» **Supplied material**
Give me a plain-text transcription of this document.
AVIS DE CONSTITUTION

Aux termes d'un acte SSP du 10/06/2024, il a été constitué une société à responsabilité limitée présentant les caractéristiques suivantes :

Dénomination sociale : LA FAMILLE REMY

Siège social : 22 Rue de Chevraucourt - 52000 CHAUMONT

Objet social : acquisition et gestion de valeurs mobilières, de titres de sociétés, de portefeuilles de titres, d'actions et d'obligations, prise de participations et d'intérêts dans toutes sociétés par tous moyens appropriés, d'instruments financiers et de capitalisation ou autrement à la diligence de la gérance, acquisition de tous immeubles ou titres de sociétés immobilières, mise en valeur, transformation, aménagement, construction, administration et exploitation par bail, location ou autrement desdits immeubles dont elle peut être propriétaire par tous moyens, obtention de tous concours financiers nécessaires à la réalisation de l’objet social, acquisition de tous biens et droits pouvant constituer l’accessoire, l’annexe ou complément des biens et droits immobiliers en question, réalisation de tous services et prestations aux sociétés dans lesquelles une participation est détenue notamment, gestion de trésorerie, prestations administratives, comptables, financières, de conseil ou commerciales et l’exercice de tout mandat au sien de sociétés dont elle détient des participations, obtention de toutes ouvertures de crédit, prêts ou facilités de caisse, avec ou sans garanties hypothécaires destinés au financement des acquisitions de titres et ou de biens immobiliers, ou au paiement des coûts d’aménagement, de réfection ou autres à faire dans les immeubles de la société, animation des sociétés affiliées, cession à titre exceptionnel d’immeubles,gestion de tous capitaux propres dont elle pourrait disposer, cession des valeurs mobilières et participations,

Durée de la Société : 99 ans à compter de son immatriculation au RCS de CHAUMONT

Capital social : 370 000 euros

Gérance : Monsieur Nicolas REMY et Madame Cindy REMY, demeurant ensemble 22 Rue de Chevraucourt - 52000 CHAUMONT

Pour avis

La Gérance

» **What the task requires**
Repeat the entries above exactly, leaving nothing out.

» **Task response**
Give me a plain-text transcription of this document.
AVIS DE CONSTITUTION

Aux termes d'un acte SSP du 10/06/2024, il a été constitué une société à responsabilité limitée présentant les caractéristiques suivantes :

Dénomination sociale : LA FAMILLE REMY

Siège social : 22 Rue de Chevraucourt - 52000 CHAUMONT

Objet social : acquisition et gestion de valeurs mobilières, de titres de sociétés, de portefeuilles de titres, d'actions et d'obligations, prise de participations et d'intérêts dans toutes sociétés par tous moyens appropriés, d'instruments financiers et de capitalisation ou autrement à la diligence de la gérance, acquisition de tous immeubles ou titres de sociétés immobilières, mise en valeur, transformation, aménagement, construction, administration et exploitation par bail, location ou autrement desdits immeubles dont elle peut être propriétaire par tous moyens, obtention de tous concours financiers nécessaires à la réalisation de l’objet social, acquisition de tous biens et droits pouvant constituer l’accessoire, l’annexe ou complément des biens et droits immobiliers en question, réalisation de tous services et prestations aux sociétés dans lesquelles une participation est détenue notamment, gestion de trésorerie, prestations administratives, comptables, financières, de conseil ou commerciales et l’exercice de tout mandat au sien de sociétés dont elle détient des participations, obtention de toutes ouvertures de crédit, prêts ou facilités de caisse, avec ou sans garanties hypothécaires destinés au financement des acquisitions de titres et ou de biens immobiliers, ou au paiement des coûts d’aménagement, de réfection ou autres à faire dans les immeubles de la société, animation des sociétés affiliées, cession à titre exceptionnel d’immeubles,gestion de tous capitaux propres dont elle pourrait disposer, cession des valeurs mobilières et participations,

Durée de la Société : 99 ans à compter de son immatriculation au RCS de CHAUMONT

Capital social : 370 000 euros

Gérance : Monsieur Nicolas REMY et Madame Cindy REMY, demeurant ensemble 22 Rue de Chevraucourt - 52000 CHAUMONT

Pour avis

La Gérance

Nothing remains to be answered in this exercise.